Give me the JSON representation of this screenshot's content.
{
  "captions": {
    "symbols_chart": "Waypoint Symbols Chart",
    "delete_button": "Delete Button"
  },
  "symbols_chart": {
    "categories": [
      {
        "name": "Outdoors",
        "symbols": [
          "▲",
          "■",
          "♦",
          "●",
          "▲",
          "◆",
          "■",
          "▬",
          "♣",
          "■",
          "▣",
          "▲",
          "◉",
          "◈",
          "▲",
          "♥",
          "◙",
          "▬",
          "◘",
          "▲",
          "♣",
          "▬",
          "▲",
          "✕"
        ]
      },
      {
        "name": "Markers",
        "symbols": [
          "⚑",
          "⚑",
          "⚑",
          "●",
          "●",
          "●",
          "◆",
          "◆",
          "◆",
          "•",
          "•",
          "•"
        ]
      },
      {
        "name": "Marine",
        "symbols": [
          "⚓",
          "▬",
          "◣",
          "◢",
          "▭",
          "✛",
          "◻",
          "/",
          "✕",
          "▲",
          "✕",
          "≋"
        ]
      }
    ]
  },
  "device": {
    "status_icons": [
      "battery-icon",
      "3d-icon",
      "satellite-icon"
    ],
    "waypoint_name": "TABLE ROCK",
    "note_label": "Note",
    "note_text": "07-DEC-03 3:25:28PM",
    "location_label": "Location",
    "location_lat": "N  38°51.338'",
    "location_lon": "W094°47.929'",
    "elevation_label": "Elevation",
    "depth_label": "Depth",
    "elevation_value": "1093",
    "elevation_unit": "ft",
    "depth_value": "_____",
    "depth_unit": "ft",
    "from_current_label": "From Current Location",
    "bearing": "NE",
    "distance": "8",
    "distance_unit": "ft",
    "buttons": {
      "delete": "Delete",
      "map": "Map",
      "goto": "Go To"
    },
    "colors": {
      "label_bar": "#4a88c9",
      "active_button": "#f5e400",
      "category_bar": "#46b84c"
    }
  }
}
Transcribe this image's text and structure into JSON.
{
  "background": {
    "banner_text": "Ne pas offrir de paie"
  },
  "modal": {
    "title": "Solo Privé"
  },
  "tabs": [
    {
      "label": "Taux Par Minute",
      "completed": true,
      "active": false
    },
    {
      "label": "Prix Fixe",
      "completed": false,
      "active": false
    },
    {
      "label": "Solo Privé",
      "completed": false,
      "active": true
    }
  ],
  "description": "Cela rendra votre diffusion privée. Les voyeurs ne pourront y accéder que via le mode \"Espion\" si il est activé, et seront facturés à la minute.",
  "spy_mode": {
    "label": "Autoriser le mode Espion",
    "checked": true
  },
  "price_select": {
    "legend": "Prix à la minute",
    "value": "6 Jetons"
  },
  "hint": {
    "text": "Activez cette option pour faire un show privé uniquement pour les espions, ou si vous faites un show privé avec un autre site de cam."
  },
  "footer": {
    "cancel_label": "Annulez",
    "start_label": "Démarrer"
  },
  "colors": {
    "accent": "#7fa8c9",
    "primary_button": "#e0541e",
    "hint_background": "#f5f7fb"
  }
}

Required work -> Where a line in the entries holds the word "Delete", copy that line.

Answer ->
    "delete_button": "Delete Button"
      "delete": "Delete",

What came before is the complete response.